Saved entries:
☆ ☆ ☆

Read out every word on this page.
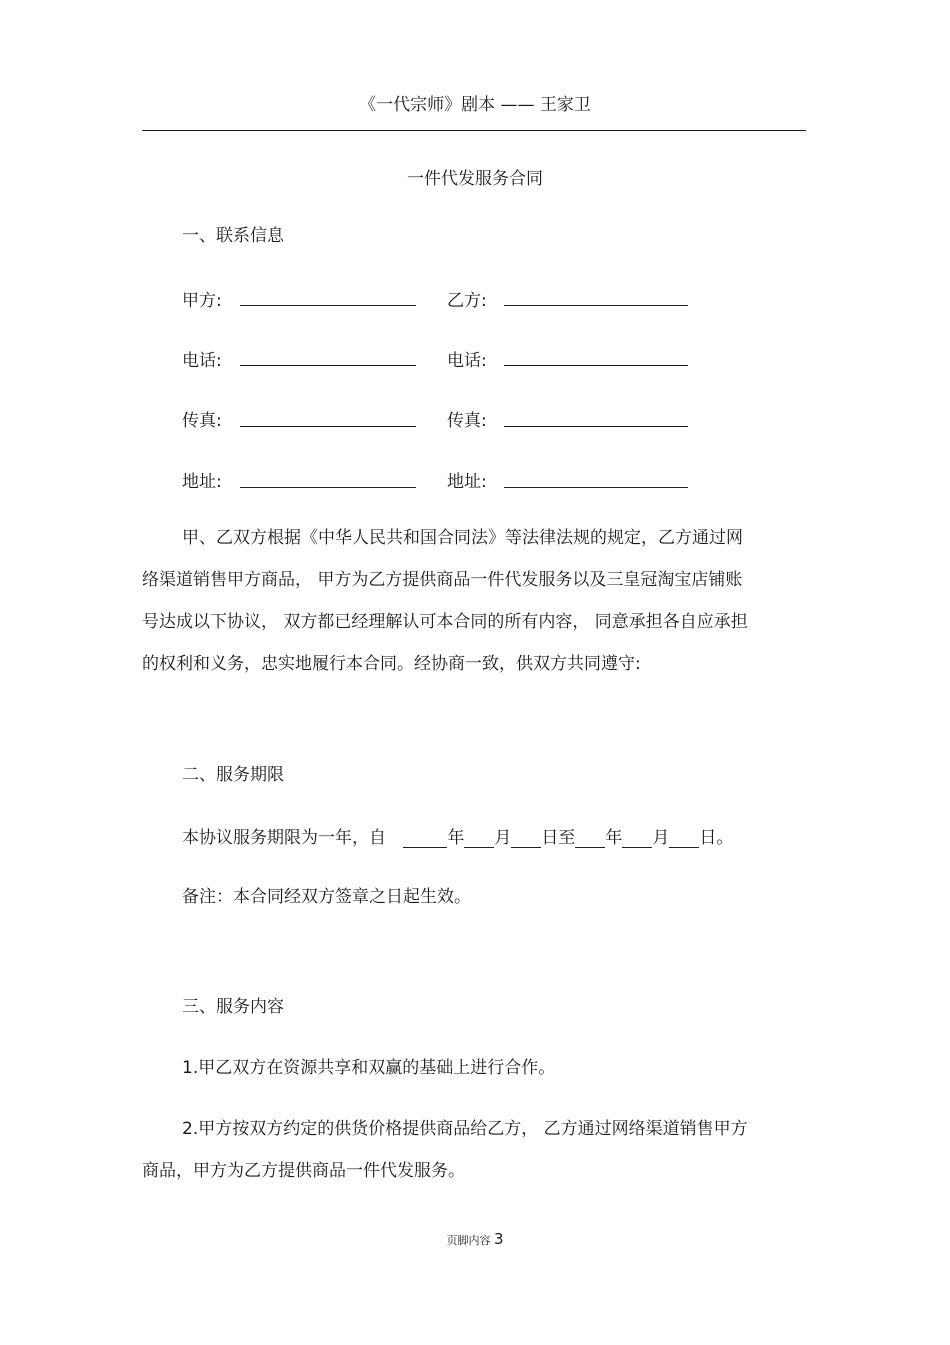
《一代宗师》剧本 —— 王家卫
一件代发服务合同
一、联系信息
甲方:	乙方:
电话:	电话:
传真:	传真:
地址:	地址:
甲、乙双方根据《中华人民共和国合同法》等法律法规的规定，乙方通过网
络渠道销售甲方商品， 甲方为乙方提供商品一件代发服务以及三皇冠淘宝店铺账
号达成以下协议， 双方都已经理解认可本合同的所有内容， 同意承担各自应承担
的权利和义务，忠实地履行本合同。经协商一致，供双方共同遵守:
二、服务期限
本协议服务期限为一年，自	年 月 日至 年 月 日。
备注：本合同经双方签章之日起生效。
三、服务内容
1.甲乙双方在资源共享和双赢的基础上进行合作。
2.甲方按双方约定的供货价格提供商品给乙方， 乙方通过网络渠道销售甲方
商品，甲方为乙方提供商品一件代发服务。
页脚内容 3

☆ ☆ ☆

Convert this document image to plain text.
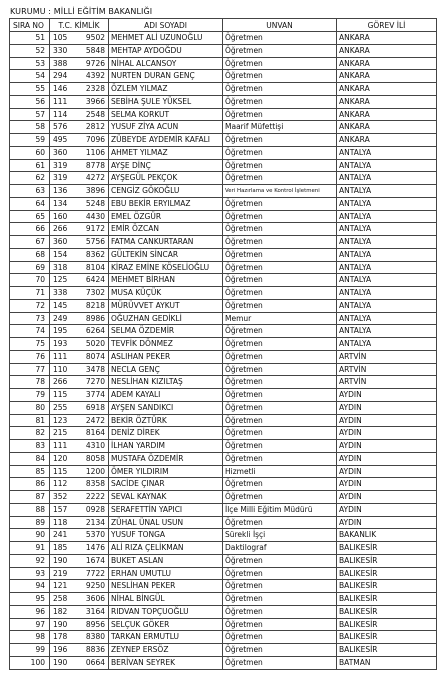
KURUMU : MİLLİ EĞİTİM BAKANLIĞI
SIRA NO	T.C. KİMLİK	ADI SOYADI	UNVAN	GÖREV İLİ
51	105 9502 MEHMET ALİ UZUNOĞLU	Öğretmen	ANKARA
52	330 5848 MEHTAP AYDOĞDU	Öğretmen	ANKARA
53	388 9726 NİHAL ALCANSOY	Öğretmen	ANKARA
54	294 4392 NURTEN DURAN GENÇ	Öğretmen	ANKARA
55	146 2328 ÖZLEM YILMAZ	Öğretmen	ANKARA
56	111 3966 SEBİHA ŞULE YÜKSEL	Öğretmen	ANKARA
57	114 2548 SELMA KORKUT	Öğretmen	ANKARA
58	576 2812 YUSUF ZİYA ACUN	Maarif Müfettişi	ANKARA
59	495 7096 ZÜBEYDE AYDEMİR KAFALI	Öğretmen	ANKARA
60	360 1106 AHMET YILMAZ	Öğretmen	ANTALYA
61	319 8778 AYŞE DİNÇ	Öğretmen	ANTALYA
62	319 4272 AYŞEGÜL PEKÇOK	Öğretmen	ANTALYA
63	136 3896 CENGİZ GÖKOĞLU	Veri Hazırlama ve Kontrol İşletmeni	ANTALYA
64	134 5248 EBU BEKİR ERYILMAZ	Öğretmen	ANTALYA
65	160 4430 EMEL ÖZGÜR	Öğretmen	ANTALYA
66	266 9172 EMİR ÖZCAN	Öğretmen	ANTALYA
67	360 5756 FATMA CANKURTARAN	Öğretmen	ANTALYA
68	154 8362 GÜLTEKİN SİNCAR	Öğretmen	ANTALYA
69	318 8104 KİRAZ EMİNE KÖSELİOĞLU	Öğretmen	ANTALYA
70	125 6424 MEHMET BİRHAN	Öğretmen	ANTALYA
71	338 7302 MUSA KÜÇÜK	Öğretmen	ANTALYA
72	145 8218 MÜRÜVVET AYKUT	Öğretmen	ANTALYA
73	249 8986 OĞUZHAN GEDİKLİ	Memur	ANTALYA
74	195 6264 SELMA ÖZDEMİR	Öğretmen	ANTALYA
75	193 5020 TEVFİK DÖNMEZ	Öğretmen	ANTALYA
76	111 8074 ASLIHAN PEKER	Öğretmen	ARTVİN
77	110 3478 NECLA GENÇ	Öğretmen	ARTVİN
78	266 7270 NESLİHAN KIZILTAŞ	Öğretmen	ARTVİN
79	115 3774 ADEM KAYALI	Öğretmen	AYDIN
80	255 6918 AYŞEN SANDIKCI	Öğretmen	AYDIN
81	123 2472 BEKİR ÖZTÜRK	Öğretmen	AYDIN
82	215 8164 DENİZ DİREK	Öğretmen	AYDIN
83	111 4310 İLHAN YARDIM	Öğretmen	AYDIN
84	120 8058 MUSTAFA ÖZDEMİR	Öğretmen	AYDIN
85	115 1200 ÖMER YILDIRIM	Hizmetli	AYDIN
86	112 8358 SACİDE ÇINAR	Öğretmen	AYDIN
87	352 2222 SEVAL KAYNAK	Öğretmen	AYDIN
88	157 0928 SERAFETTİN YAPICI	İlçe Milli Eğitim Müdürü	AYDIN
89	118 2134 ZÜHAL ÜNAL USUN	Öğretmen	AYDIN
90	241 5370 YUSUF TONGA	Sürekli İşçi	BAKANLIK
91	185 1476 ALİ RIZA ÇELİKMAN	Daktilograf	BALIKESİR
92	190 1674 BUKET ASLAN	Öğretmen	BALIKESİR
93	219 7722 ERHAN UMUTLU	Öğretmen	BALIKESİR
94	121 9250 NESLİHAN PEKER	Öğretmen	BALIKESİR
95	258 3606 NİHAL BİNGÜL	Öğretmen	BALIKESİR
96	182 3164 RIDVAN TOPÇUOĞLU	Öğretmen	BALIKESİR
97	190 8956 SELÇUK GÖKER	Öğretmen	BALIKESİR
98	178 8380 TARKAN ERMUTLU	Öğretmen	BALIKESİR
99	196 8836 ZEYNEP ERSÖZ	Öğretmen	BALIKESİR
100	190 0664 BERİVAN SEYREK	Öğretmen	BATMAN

☆ ☆ ☆

Pull out all lines containing the word "YUSUF" from the entries above.

SOLVED EXERCISE:
58	576 2812 YUSUF ZİYA ACUN	Maarif Müfettişi	ANKARA
90	241 5370 YUSUF TONGA	Sürekli İşçi	BAKANLIK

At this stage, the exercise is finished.